## [Work to complete]
Copy the records below exactly, omitting any pictures they contain.
-------------------------
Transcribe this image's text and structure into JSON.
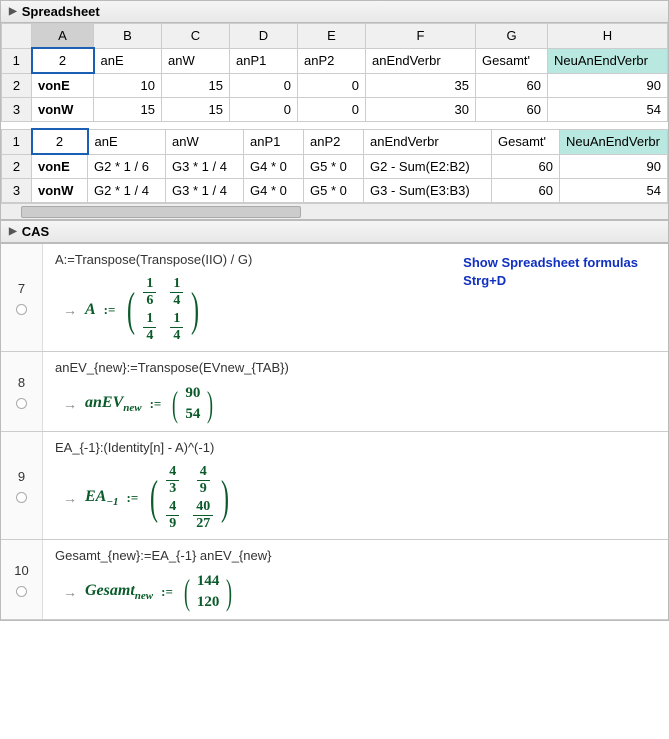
{
  "panels": {
    "spreadsheet": "Spreadsheet",
    "cas": "CAS"
  },
  "sheet": {
    "cols": [
      "A",
      "B",
      "C",
      "D",
      "E",
      "F",
      "G",
      "H"
    ],
    "sel": "2",
    "headers": [
      "anE",
      "anW",
      "anP1",
      "anP2",
      "anEndVerbr",
      "Gesamt'",
      "NeuAnEndVerbr"
    ],
    "rows": [
      {
        "lbl": "vonE",
        "vals": [
          "10",
          "15",
          "0",
          "0",
          "35",
          "60",
          "90"
        ]
      },
      {
        "lbl": "vonW",
        "vals": [
          "15",
          "15",
          "0",
          "0",
          "30",
          "60",
          "54"
        ]
      }
    ],
    "frows": [
      {
        "lbl": "vonE",
        "vals": [
          "G2 * 1 / 6",
          "G3 * 1 / 4",
          "G4 * 0",
          "G5 * 0",
          "G2 - Sum(E2:B2)",
          "60",
          "90"
        ]
      },
      {
        "lbl": "vonW",
        "vals": [
          "G2 * 1 / 4",
          "G3 * 1 / 4",
          "G4 * 0",
          "G5 * 0",
          "G3 - Sum(E3:B3)",
          "60",
          "54"
        ]
      }
    ]
  },
  "note": {
    "l1": "Show Spreadsheet formulas",
    "l2": "Strg+D"
  },
  "cas": [
    {
      "n": "7",
      "in": "A:=Transpose(Transpose(IIO) / G)",
      "var": "A",
      "mtype": "frac2x2",
      "m": [
        [
          "1",
          "6"
        ],
        [
          "1",
          "4"
        ],
        [
          "1",
          "4"
        ],
        [
          "1",
          "4"
        ]
      ]
    },
    {
      "n": "8",
      "in": "anEV_{new}:=Transpose(EVnew_{TAB})",
      "var": "anEV",
      "sub": "new",
      "mtype": "col2",
      "m": [
        "90",
        "54"
      ]
    },
    {
      "n": "9",
      "in": "EA_{-1}:(Identity[n] - A)^(-1)",
      "var": "EA",
      "sub": "−1",
      "mtype": "frac2x2",
      "m": [
        [
          "4",
          "3"
        ],
        [
          "4",
          "9"
        ],
        [
          "4",
          "9"
        ],
        [
          "40",
          "27"
        ]
      ]
    },
    {
      "n": "10",
      "in": "Gesamt_{new}:=EA_{-1} anEV_{new}",
      "var": "Gesamt",
      "sub": "new",
      "mtype": "col2",
      "m": [
        "144",
        "120"
      ]
    }
  ],
  "chart_data": {
    "type": "table",
    "title": "Spreadsheet values",
    "columns": [
      "",
      "anE",
      "anW",
      "anP1",
      "anP2",
      "anEndVerbr",
      "Gesamt'",
      "NeuAnEndVerbr"
    ],
    "rows": [
      [
        "vonE",
        10,
        15,
        0,
        0,
        35,
        60,
        90
      ],
      [
        "vonW",
        15,
        15,
        0,
        0,
        30,
        60,
        54
      ]
    ],
    "cas_results": {
      "A": [
        [
          0.1667,
          0.25
        ],
        [
          0.25,
          0.25
        ]
      ],
      "anEV_new": [
        90,
        54
      ],
      "EA_minus1": [
        [
          1.3333,
          0.4444
        ],
        [
          0.4444,
          1.4815
        ]
      ],
      "Gesamt_new": [
        144,
        120
      ]
    }
  }
}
-------------------------
## [Exercise output]
Transcribe this image's text and structure into JSON.
{
  "panels": {
    "spreadsheet": "Spreadsheet",
    "cas": "CAS"
  },
  "sheet": {
    "cols": [
      "A",
      "B",
      "C",
      "D",
      "E",
      "F",
      "G",
      "H"
    ],
    "sel": "2",
    "headers": [
      "anE",
      "anW",
      "anP1",
      "anP2",
      "anEndVerbr",
      "Gesamt'",
      "NeuAnEndVerbr"
    ],
    "rows": [
      {
        "lbl": "vonE",
        "vals": [
          "10",
          "15",
          "0",
          "0",
          "35",
          "60",
          "90"
        ]
      },
      {
        "lbl": "vonW",
        "vals": [
          "15",
          "15",
          "0",
          "0",
          "30",
          "60",
          "54"
        ]
      }
    ],
    "frows": [
      {
        "lbl": "vonE",
        "vals": [
          "G2 * 1 / 6",
          "G3 * 1 / 4",
          "G4 * 0",
          "G5 * 0",
          "G2 - Sum(E2:B2)",
          "60",
          "90"
        ]
      },
      {
        "lbl": "vonW",
        "vals": [
          "G2 * 1 / 4",
          "G3 * 1 / 4",
          "G4 * 0",
          "G5 * 0",
          "G3 - Sum(E3:B3)",
          "60",
          "54"
        ]
      }
    ]
  },
  "note": {
    "l1": "Show Spreadsheet formulas",
    "l2": "Strg+D"
  },
  "cas": [
    {
      "n": "7",
      "in": "A:=Transpose(Transpose(IIO) / G)",
      "var": "A",
      "mtype": "frac2x2",
      "m": [
        [
          "1",
          "6"
        ],
        [
          "1",
          "4"
        ],
        [
          "1",
          "4"
        ],
        [
          "1",
          "4"
        ]
      ]
    },
    {
      "n": "8",
      "in": "anEV_{new}:=Transpose(EVnew_{TAB})",
      "var": "anEV",
      "sub": "new",
      "mtype": "col2",
      "m": [
        "90",
        "54"
      ]
    },
    {
      "n": "9",
      "in": "EA_{-1}:(Identity[n] - A)^(-1)",
      "var": "EA",
      "sub": "−1",
      "mtype": "frac2x2",
      "m": [
        [
          "4",
          "3"
        ],
        [
          "4",
          "9"
        ],
        [
          "4",
          "9"
        ],
        [
          "40",
          "27"
        ]
      ]
    },
    {
      "n": "10",
      "in": "Gesamt_{new}:=EA_{-1} anEV_{new}",
      "var": "Gesamt",
      "sub": "new",
      "mtype": "col2",
      "m": [
        "144",
        "120"
      ]
    }
  ],
  "chart_data": {
    "type": "table",
    "title": "Spreadsheet values",
    "columns": [
      "",
      "anE",
      "anW",
      "anP1",
      "anP2",
      "anEndVerbr",
      "Gesamt'",
      "NeuAnEndVerbr"
    ],
    "rows": [
      [
        "vonE",
        10,
        15,
        0,
        0,
        35,
        60,
        90
      ],
      [
        "vonW",
        15,
        15,
        0,
        0,
        30,
        60,
        54
      ]
    ],
    "cas_results": {
      "A": [
        [
          0.1667,
          0.25
        ],
        [
          0.25,
          0.25
        ]
      ],
      "anEV_new": [
        90,
        54
      ],
      "EA_minus1": [
        [
          1.3333,
          0.4444
        ],
        [
          0.4444,
          1.4815
        ]
      ],
      "Gesamt_new": [
        144,
        120
      ]
    }
  }
}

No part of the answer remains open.